• DATA LISTING:

** Begin **

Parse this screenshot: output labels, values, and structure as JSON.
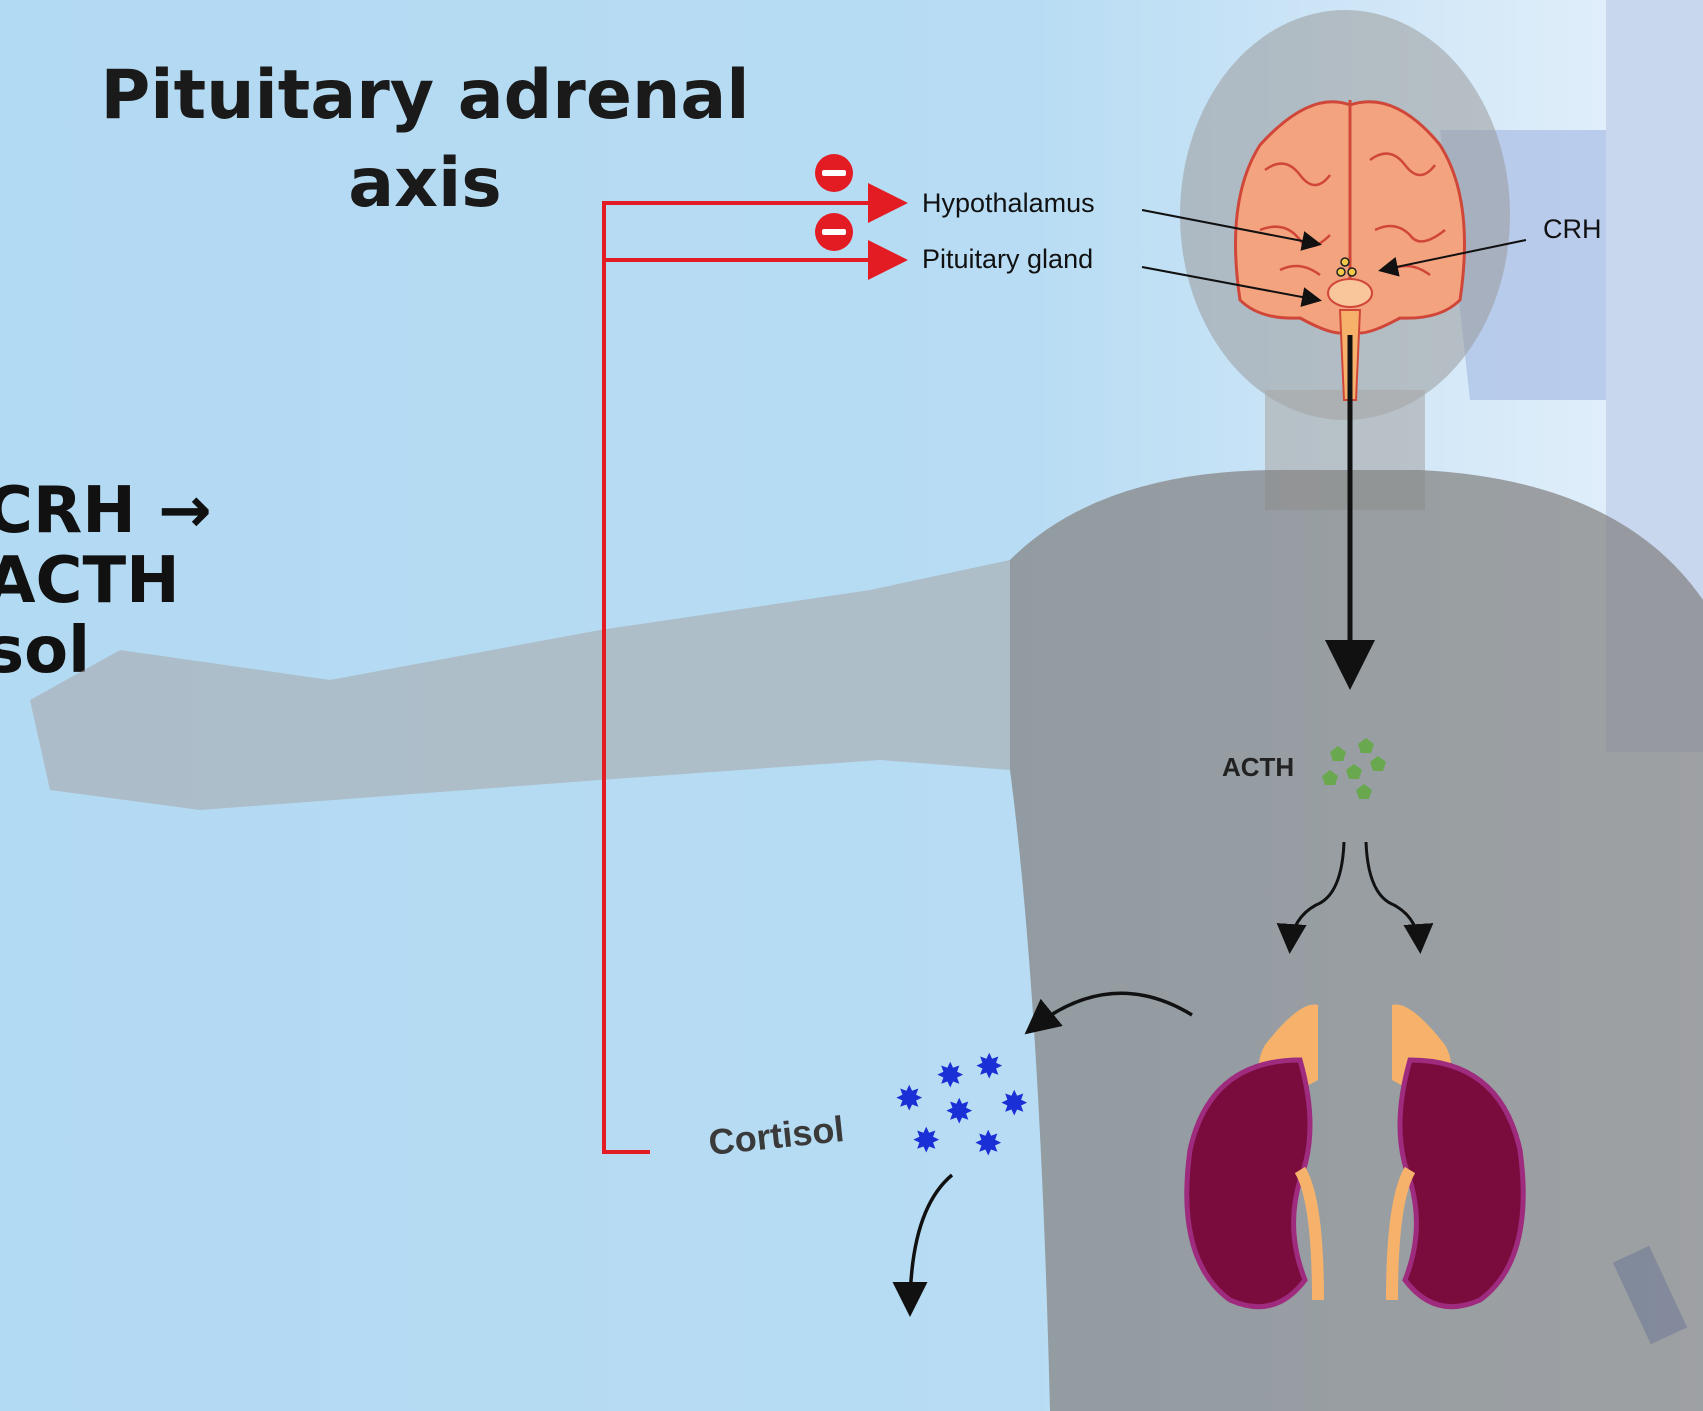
{
  "title": "Pituitary adrenal axis",
  "side_text": "CRH →\nACTH\nsol",
  "labels": {
    "hypothalamus": "Hypothalamus",
    "pituitary": "Pituitary gland",
    "crh": "CRH",
    "acth": "ACTH",
    "cortisol": "Cortisol"
  },
  "colors": {
    "feedback": "#e31b23",
    "cortisol": "#1a2fd6",
    "acth": "#6aa84f",
    "brain": "#f4a37f",
    "kidney": "#7a0c3d",
    "adrenal": "#f6b26b"
  },
  "icons": [
    "minus-circle-icon",
    "minus-circle-icon",
    "brain-icon",
    "kidney-icon",
    "kidney-icon",
    "star-icon"
  ]
}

** End **

• WHAT IS REQUIRED:
Leave the images out, please, and restate each line word for word.

• PROBLEM SOLUTION:
Parse this screenshot: output labels, values, and structure as JSON.
{
  "title": "Pituitary adrenal axis",
  "side_text": "CRH →\nACTH\nsol",
  "labels": {
    "hypothalamus": "Hypothalamus",
    "pituitary": "Pituitary gland",
    "crh": "CRH",
    "acth": "ACTH",
    "cortisol": "Cortisol"
  },
  "colors": {
    "feedback": "#e31b23",
    "cortisol": "#1a2fd6",
    "acth": "#6aa84f",
    "brain": "#f4a37f",
    "kidney": "#7a0c3d",
    "adrenal": "#f6b26b"
  },
  "icons": [
    "minus-circle-icon",
    "minus-circle-icon",
    "brain-icon",
    "kidney-icon",
    "kidney-icon",
    "star-icon"
  ]
}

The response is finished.